(Data entries)
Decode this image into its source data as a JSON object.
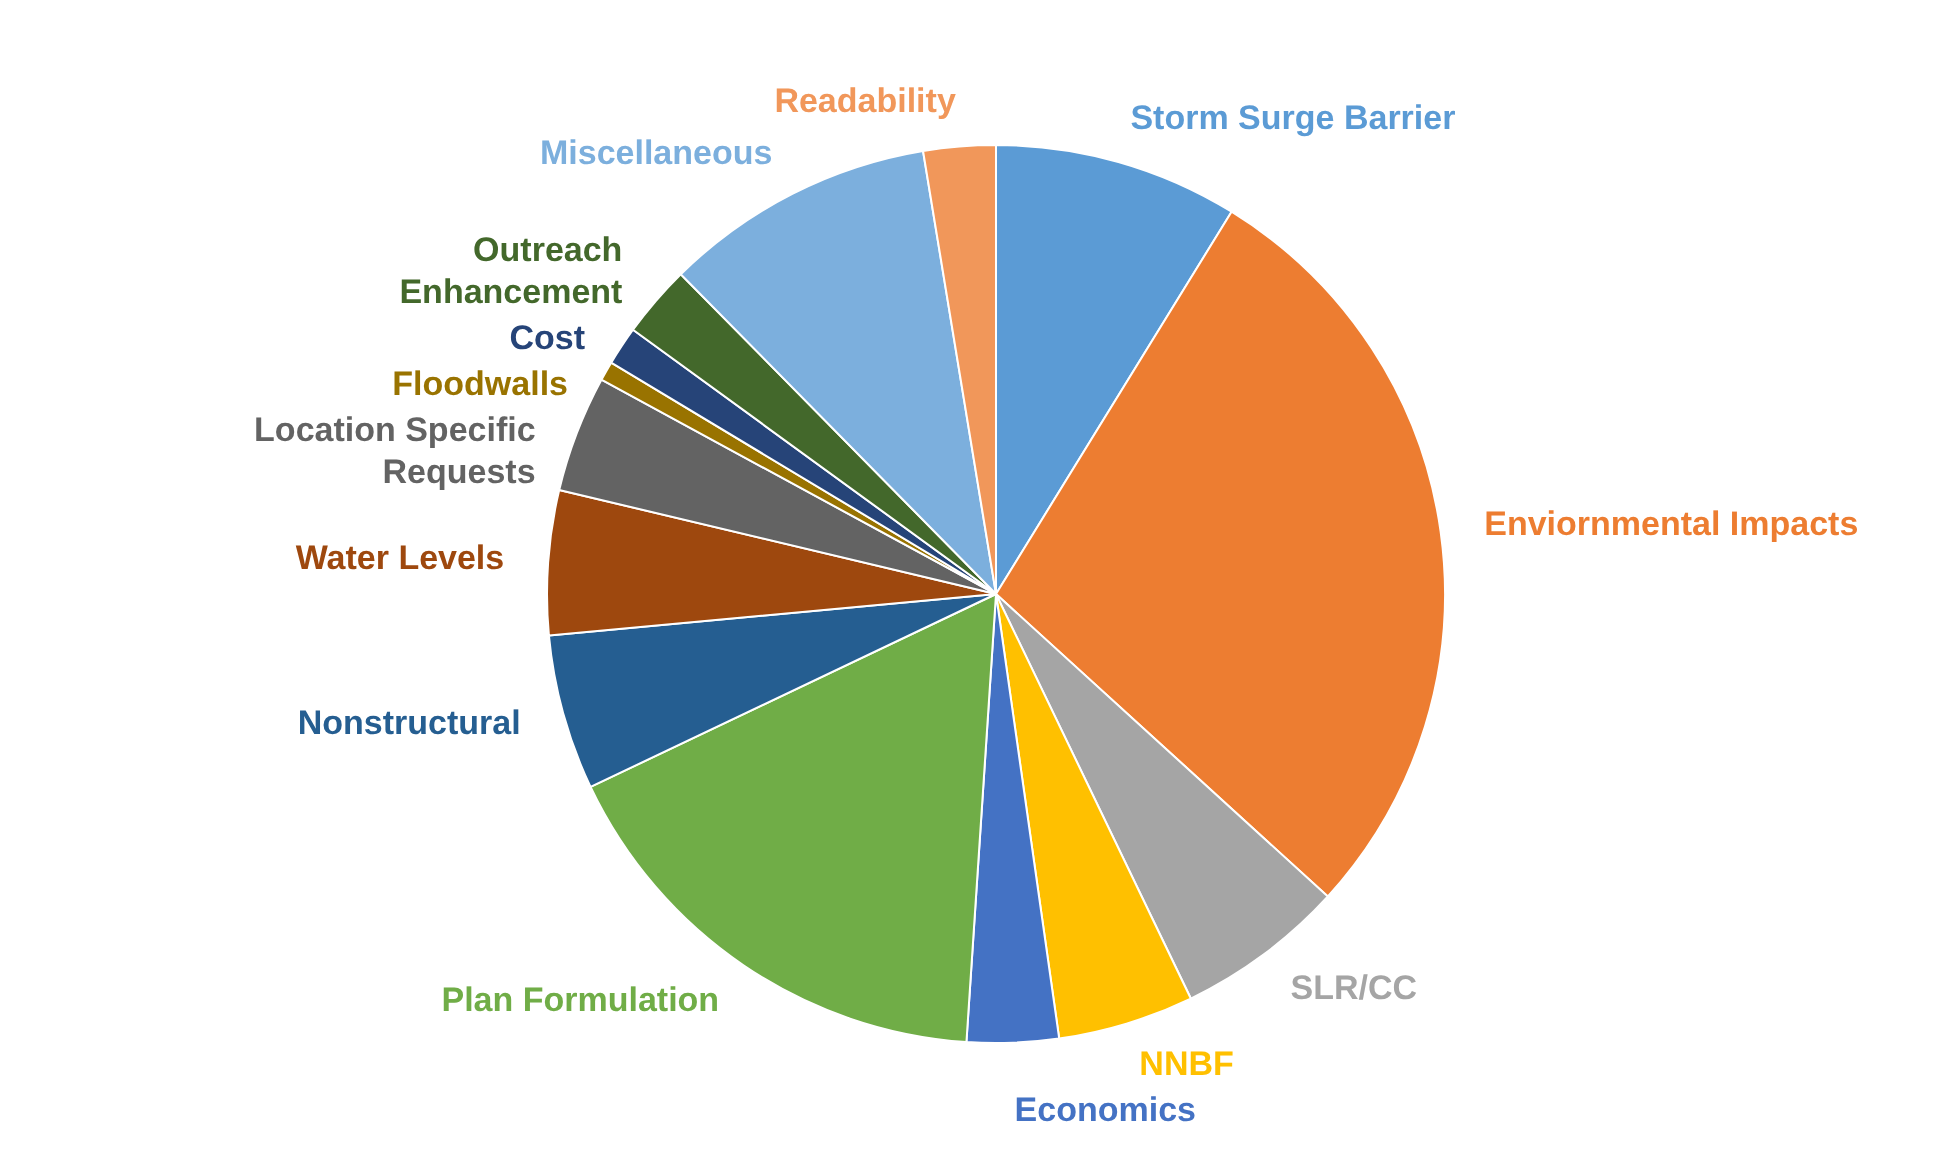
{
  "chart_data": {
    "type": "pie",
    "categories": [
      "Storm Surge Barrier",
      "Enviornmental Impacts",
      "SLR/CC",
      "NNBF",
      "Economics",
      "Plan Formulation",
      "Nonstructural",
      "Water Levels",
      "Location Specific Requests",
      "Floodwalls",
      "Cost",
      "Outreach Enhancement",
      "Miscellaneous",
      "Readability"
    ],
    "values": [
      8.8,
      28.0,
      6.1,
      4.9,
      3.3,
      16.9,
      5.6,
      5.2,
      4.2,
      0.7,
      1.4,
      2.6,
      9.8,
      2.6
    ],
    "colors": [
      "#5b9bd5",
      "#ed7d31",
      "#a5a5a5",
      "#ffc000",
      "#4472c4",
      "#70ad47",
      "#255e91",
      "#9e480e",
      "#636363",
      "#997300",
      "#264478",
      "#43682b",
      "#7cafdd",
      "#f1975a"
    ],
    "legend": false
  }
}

§ Task statement
Leave out the pictures and print each record exactly as it stands.

§ Exercise solution
Decode this image into its source data as a JSON object.
{
  "chart_data": {
    "type": "pie",
    "categories": [
      "Storm Surge Barrier",
      "Enviornmental Impacts",
      "SLR/CC",
      "NNBF",
      "Economics",
      "Plan Formulation",
      "Nonstructural",
      "Water Levels",
      "Location Specific Requests",
      "Floodwalls",
      "Cost",
      "Outreach Enhancement",
      "Miscellaneous",
      "Readability"
    ],
    "values": [
      8.8,
      28.0,
      6.1,
      4.9,
      3.3,
      16.9,
      5.6,
      5.2,
      4.2,
      0.7,
      1.4,
      2.6,
      9.8,
      2.6
    ],
    "colors": [
      "#5b9bd5",
      "#ed7d31",
      "#a5a5a5",
      "#ffc000",
      "#4472c4",
      "#70ad47",
      "#255e91",
      "#9e480e",
      "#636363",
      "#997300",
      "#264478",
      "#43682b",
      "#7cafdd",
      "#f1975a"
    ],
    "legend": false
  }
}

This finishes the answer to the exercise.